=== What is required ===
Retype the entries below exactly, dropping the images.

=== Data for the task ===
=== Begin Enclosure ===
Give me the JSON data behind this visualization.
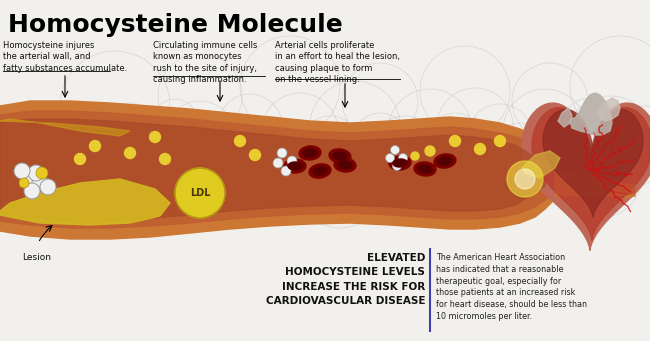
{
  "title": "Homocysteine Molecule",
  "bg_color": "#f2f0ec",
  "annotation1": "Homocysteine injures\nthe arterial wall, and\nfatty substances accumulate.",
  "annotation2": "Circulating immune cells\nknown as monocytes\nrush to the site of injury,\ncausing inflammation.",
  "annotation3": "Arterial cells proliferate\nin an effort to heal the lesion,\ncausing plaque to form\non the vessel lining.",
  "lesion_label": "Lesion",
  "ldl_label": "LDL",
  "elevated_text": "ELEVATED\nHOMOCYSTEINE LEVELS\nINCREASE THE RISK FOR\nCARDIOVASCULAR DISEASE",
  "aha_text": "The American Heart Association\nhas indicated that a reasonable\ntherapeutic goal, especially for\nthose patients at an increased risk\nfor heart disease, should be less than\n10 micromoles per liter.",
  "artery_outer": "#cc7733",
  "artery_inner_top": "#c85030",
  "artery_inner_bot": "#b84020",
  "lesion_yellow": "#e8d040",
  "rbc_color": "#7a0000",
  "rbc_inner": "#550000",
  "fat_color": "#e8cc30",
  "mol_color": "#f0f0f0",
  "divider_color": "#4040aa",
  "title_color": "#000000",
  "annot_color": "#111111",
  "elev_color": "#111111",
  "aha_color": "#222222",
  "heart_main": "#b83020",
  "heart_dark": "#881818",
  "heart_light": "#d06050",
  "vessel_color": "#d09060",
  "aorta_color": "#c8c0b8"
}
=== End Enclosure ===
=== Exercise solution ===
Give me the JSON data behind this visualization.
{
  "title": "Homocysteine Molecule",
  "bg_color": "#f2f0ec",
  "annotation1": "Homocysteine injures\nthe arterial wall, and\nfatty substances accumulate.",
  "annotation2": "Circulating immune cells\nknown as monocytes\nrush to the site of injury,\ncausing inflammation.",
  "annotation3": "Arterial cells proliferate\nin an effort to heal the lesion,\ncausing plaque to form\non the vessel lining.",
  "lesion_label": "Lesion",
  "ldl_label": "LDL",
  "elevated_text": "ELEVATED\nHOMOCYSTEINE LEVELS\nINCREASE THE RISK FOR\nCARDIOVASCULAR DISEASE",
  "aha_text": "The American Heart Association\nhas indicated that a reasonable\ntherapeutic goal, especially for\nthose patients at an increased risk\nfor heart disease, should be less than\n10 micromoles per liter.",
  "artery_outer": "#cc7733",
  "artery_inner_top": "#c85030",
  "artery_inner_bot": "#b84020",
  "lesion_yellow": "#e8d040",
  "rbc_color": "#7a0000",
  "rbc_inner": "#550000",
  "fat_color": "#e8cc30",
  "mol_color": "#f0f0f0",
  "divider_color": "#4040aa",
  "title_color": "#000000",
  "annot_color": "#111111",
  "elev_color": "#111111",
  "aha_color": "#222222",
  "heart_main": "#b83020",
  "heart_dark": "#881818",
  "heart_light": "#d06050",
  "vessel_color": "#d09060",
  "aorta_color": "#c8c0b8"
}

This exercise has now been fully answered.